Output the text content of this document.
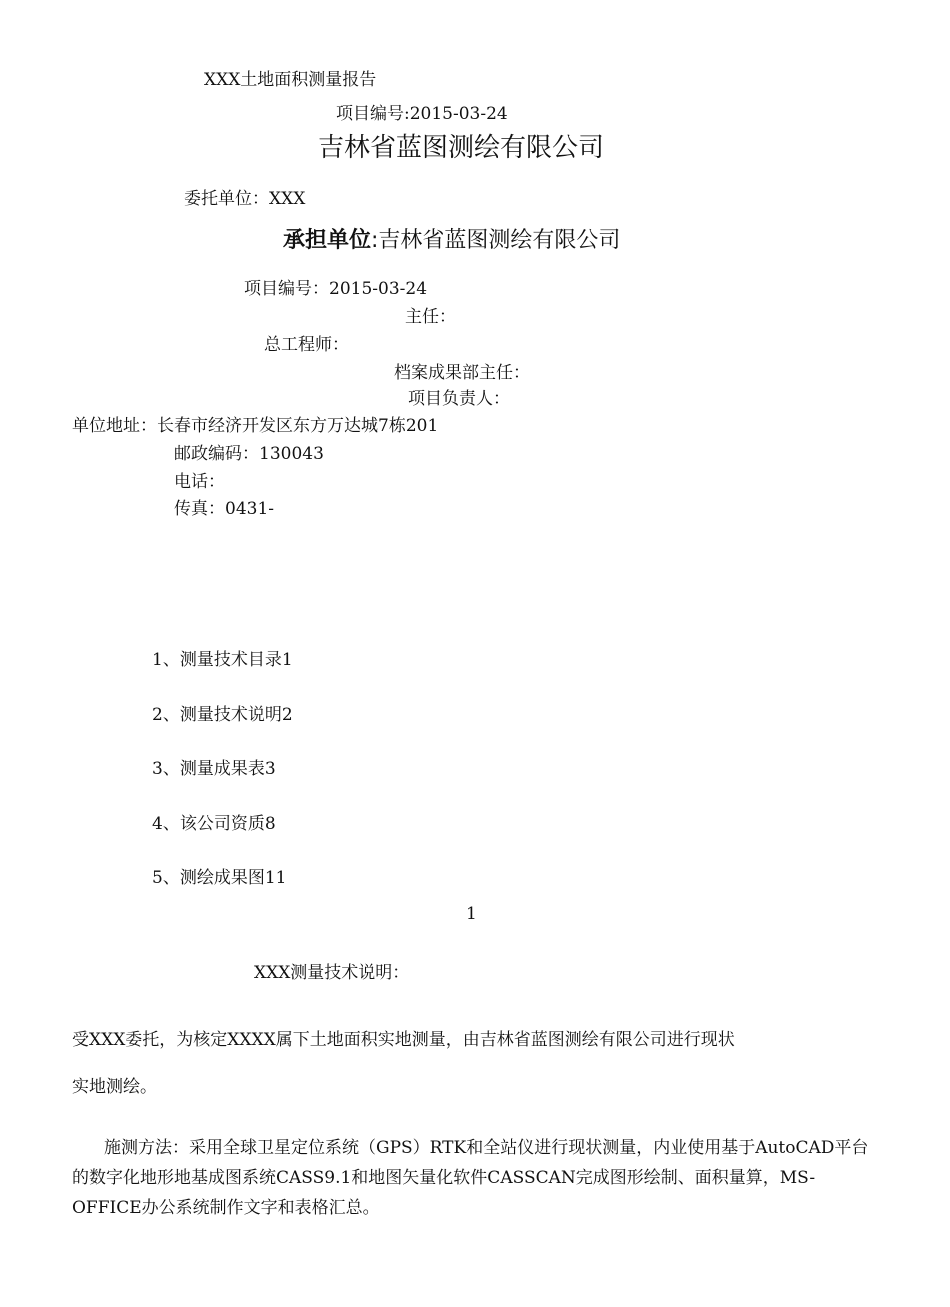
XXX土地面积测量报告
项目编号:2015-03-24
吉林省蓝图测绘有限公司
委托单位：XXX
承担单位:吉林省蓝图测绘有限公司
项目编号：2015-03-24
主任：
总工程师：
档案成果部主任：
项目负责人：
单位地址：长春市经济开发区东方万达城7栋201
邮政编码：130043
电话：
传真：0431-
1、测量技术目录1
2、测量技术说明2
3、测量成果表3
4、该公司资质8
5、测绘成果图11
1
XXX测量技术说明：
受XXX委托，为核定XXXX属下土地面积实地测量，由吉林省蓝图测绘有限公司进行现状
实地测绘。
施测方法：采用全球卫星定位系统（GPS）RTK和全站仪进行现状测量，内业使用基于AutoCAD平台的数字化地形地基成图系统CASS9.1和地图矢量化软件CASSCAN完成图形绘制、面积量算，MS-OFFICE办公系统制作文字和表格汇总。
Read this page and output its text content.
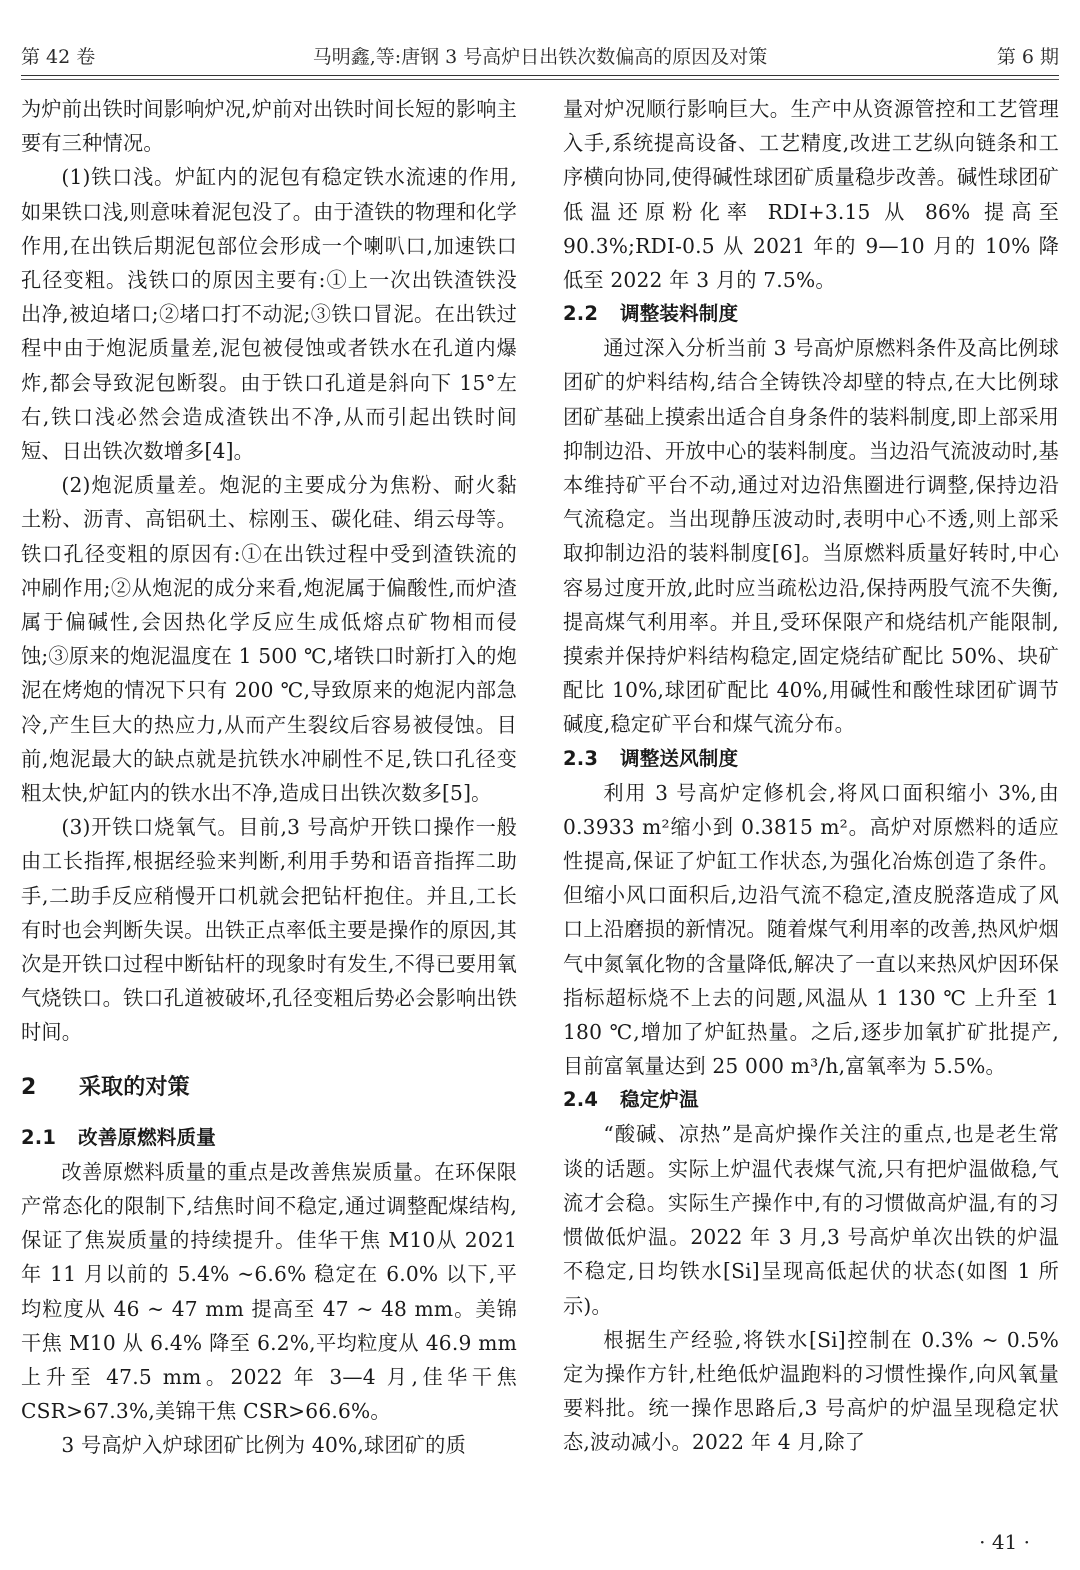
第 42 卷	马明鑫,等:唐钢 3 号高炉日出铁次数偏高的原因及对策	第 6 期

为炉前出铁时间影响炉况,炉前对出铁时间长短的影响主要有三种情况。

(1)铁口浅。炉缸内的泥包有稳定铁水流速的作用,如果铁口浅,则意味着泥包没了。由于渣铁的物理和化学作用,在出铁后期泥包部位会形成一个喇叭口,加速铁口孔径变粗。浅铁口的原因主要有:①上一次出铁渣铁没出净,被迫堵口;②堵口打不动泥;③铁口冒泥。在出铁过程中由于炮泥质量差,泥包被侵蚀或者铁水在孔道内爆炸,都会导致泥包断裂。由于铁口孔道是斜向下 15°左右,铁口浅必然会造成渣铁出不净,从而引起出铁时间短、日出铁次数增多[4]。

(2)炮泥质量差。炮泥的主要成分为焦粉、耐火黏土粉、沥青、高铝矾土、棕刚玉、碳化硅、绢云母等。铁口孔径变粗的原因有:①在出铁过程中受到渣铁流的冲刷作用;②从炮泥的成分来看,炮泥属于偏酸性,而炉渣属于偏碱性,会因热化学反应生成低熔点矿物相而侵蚀;③原来的炮泥温度在 1 500 ℃,堵铁口时新打入的炮泥在烤炮的情况下只有 200 ℃,导致原来的炮泥内部急冷,产生巨大的热应力,从而产生裂纹后容易被侵蚀。目前,炮泥最大的缺点就是抗铁水冲刷性不足,铁口孔径变粗太快,炉缸内的铁水出不净,造成日出铁次数多[5]。

(3)开铁口烧氧气。目前,3 号高炉开铁口操作一般由工长指挥,根据经验来判断,利用手势和语音指挥二助手,二助手反应稍慢开口机就会把钻杆抱住。并且,工长有时也会判断失误。出铁正点率低主要是操作的原因,其次是开铁口过程中断钻杆的现象时有发生,不得已要用氧气烧铁口。铁口孔道被破坏,孔径变粗后势必会影响出铁时间。

2 采取的对策
2.1 改善原燃料质量

改善原燃料质量的重点是改善焦炭质量。在环保限产常态化的限制下,结焦时间不稳定,通过调整配煤结构,保证了焦炭质量的持续提升。佳华干焦 M10从 2021 年 11 月以前的 5.4% ~6.6% 稳定在 6.0% 以下,平均粒度从 46 ~ 47 mm 提高至 47 ~ 48 mm。美锦干焦 M10 从 6.4% 降至 6.2%,平均粒度从 46.9 mm 上升至 47.5 mm。2022 年 3—4 月,佳华干焦 CSR>67.3%,美锦干焦 CSR>66.6%。

3 号高炉入炉球团矿比例为 40%,球团矿的质

量对炉况顺行影响巨大。生产中从资源管控和工艺管理入手,系统提高设备、工艺精度,改进工艺纵向链条和工序横向协同,使得碱性球团矿质量稳步改善。碱性球团矿低温还原粉化率 RDI+3.15 从 86% 提高至 90.3%;RDI-0.5 从 2021 年的 9—10 月的 10% 降低至 2022 年 3 月的 7.5%。

2.2 调整装料制度

通过深入分析当前 3 号高炉原燃料条件及高比例球团矿的炉料结构,结合全铸铁冷却壁的特点,在大比例球团矿基础上摸索出适合自身条件的装料制度,即上部采用抑制边沿、开放中心的装料制度。当边沿气流波动时,基本维持矿平台不动,通过对边沿焦圈进行调整,保持边沿气流稳定。当出现静压波动时,表明中心不透,则上部采取抑制边沿的装料制度[6]。当原燃料质量好转时,中心容易过度开放,此时应当疏松边沿,保持两股气流不失衡,提高煤气利用率。并且,受环保限产和烧结机产能限制,摸索并保持炉料结构稳定,固定烧结矿配比 50%、块矿配比 10%,球团矿配比 40%,用碱性和酸性球团矿调节碱度,稳定矿平台和煤气流分布。

2.3 调整送风制度

利用 3 号高炉定修机会,将风口面积缩小 3%,由 0.3933 m²缩小到 0.3815 m²。高炉对原燃料的适应性提高,保证了炉缸工作状态,为强化冶炼创造了条件。但缩小风口面积后,边沿气流不稳定,渣皮脱落造成了风口上沿磨损的新情况。随着煤气利用率的改善,热风炉烟气中氮氧化物的含量降低,解决了一直以来热风炉因环保指标超标烧不上去的问题,风温从 1 130 ℃ 上升至 1 180 ℃,增加了炉缸热量。之后,逐步加氧扩矿批提产,目前富氧量达到 25 000 m³/h,富氧率为 5.5%。

2.4 稳定炉温

“酸碱、凉热”是高炉操作关注的重点,也是老生常谈的话题。实际上炉温代表煤气流,只有把炉温做稳,气流才会稳。实际生产操作中,有的习惯做高炉温,有的习惯做低炉温。2022 年 3 月,3 号高炉单次出铁的炉温不稳定,日均铁水[Si]呈现高低起伏的状态(如图 1 所示)。

根据生产经验,将铁水[Si]控制在 0.3% ~ 0.5% 定为操作方针,杜绝低炉温跑料的习惯性操作,向风氧量要料批。统一操作思路后,3 号高炉的炉温呈现稳定状态,波动减小。2022 年 4 月,除了

· 41 ·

# # # #

WRITTEN PROBLEM: Pick out each line in the material containing "this".

COMPLETED TASK:
Output the text content of this document.
Read this page and output its text content.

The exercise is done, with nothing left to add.